═════ DATA SHOWN ═════
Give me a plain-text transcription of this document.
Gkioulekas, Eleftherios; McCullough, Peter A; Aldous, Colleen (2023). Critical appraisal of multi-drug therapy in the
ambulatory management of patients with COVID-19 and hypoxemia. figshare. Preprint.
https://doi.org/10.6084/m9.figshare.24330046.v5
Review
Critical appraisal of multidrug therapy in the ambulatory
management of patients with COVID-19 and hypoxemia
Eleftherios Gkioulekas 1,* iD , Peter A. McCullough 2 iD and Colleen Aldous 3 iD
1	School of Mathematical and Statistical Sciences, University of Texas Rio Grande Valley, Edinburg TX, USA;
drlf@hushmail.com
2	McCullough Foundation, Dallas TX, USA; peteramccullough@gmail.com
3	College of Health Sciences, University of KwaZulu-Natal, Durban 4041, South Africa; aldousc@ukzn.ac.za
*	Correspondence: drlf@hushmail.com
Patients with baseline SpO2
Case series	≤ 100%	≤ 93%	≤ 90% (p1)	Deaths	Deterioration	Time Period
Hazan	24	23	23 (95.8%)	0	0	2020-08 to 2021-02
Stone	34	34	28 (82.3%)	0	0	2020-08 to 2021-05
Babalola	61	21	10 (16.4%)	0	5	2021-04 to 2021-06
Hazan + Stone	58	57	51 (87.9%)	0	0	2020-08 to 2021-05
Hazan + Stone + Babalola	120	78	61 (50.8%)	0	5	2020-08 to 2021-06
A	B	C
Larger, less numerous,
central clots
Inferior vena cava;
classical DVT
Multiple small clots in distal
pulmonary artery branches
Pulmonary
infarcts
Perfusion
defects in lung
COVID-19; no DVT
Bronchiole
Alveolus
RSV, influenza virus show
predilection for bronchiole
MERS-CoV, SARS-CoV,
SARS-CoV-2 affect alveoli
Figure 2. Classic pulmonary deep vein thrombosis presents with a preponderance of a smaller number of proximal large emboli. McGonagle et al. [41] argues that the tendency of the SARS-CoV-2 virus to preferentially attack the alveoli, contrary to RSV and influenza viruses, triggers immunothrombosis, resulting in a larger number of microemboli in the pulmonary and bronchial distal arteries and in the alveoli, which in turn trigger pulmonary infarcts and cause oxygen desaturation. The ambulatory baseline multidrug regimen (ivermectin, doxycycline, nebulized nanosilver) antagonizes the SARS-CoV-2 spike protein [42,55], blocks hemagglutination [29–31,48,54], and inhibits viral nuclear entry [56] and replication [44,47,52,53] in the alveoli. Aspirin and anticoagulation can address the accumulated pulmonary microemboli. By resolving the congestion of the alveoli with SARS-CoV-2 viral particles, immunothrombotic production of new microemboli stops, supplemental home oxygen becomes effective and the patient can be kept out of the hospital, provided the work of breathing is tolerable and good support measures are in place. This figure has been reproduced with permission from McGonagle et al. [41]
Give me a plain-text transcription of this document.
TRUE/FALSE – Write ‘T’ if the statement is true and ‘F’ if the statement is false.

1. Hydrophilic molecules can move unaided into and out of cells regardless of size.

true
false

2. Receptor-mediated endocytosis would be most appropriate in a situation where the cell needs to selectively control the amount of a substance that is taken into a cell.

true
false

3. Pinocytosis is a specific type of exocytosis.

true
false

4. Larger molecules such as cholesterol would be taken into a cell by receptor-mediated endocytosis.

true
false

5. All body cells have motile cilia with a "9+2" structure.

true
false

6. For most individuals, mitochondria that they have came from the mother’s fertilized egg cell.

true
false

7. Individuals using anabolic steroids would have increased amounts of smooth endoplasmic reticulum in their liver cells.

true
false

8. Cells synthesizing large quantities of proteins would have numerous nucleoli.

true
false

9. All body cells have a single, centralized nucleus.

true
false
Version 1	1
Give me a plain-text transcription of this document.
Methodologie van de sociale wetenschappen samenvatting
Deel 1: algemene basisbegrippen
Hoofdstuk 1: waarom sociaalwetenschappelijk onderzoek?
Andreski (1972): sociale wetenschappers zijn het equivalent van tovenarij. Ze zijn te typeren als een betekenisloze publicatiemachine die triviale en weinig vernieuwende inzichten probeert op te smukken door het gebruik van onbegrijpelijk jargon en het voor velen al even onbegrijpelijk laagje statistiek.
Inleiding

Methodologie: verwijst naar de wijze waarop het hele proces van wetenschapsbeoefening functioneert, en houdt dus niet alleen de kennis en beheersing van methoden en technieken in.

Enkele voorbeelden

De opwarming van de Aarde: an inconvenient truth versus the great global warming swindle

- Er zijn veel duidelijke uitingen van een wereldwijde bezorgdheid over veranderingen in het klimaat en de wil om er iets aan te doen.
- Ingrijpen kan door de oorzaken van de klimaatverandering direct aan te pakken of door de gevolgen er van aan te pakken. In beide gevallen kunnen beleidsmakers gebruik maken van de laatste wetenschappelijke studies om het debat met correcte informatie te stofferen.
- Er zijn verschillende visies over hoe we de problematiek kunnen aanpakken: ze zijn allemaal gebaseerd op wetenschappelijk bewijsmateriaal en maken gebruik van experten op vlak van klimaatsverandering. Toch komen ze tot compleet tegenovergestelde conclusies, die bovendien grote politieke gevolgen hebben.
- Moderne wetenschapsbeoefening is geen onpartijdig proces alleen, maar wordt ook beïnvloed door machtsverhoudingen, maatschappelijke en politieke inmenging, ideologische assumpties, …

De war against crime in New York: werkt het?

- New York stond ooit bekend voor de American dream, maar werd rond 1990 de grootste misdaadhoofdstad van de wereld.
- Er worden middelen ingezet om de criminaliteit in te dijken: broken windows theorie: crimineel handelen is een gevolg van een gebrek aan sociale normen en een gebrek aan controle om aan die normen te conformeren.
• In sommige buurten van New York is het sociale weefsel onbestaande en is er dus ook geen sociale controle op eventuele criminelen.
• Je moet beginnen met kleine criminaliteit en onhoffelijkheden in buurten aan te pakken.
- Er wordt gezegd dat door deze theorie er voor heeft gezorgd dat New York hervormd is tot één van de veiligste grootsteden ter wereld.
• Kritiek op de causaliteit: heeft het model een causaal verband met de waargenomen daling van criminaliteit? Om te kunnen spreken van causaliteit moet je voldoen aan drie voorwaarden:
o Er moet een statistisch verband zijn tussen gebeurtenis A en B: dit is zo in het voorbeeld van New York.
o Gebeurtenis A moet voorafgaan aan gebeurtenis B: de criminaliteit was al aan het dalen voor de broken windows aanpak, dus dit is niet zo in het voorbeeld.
═════
▶ _WHAT YOU NEED TO DO_
From the records given above, copy all lines containing "windows".

▶ _ANSWER TO THE PROBLEM_
- Er worden middelen ingezet om de criminaliteit in te dijken: broken windows theorie: crimineel handelen is een gevolg van een gebrek aan sociale normen en een gebrek aan controle om aan die normen te conformeren.
o Gebeurtenis A moet voorafgaan aan gebeurtenis B: de criminaliteit was al aan het dalen voor de broken windows aanpak, dus dit is niet zo in het voorbeeld.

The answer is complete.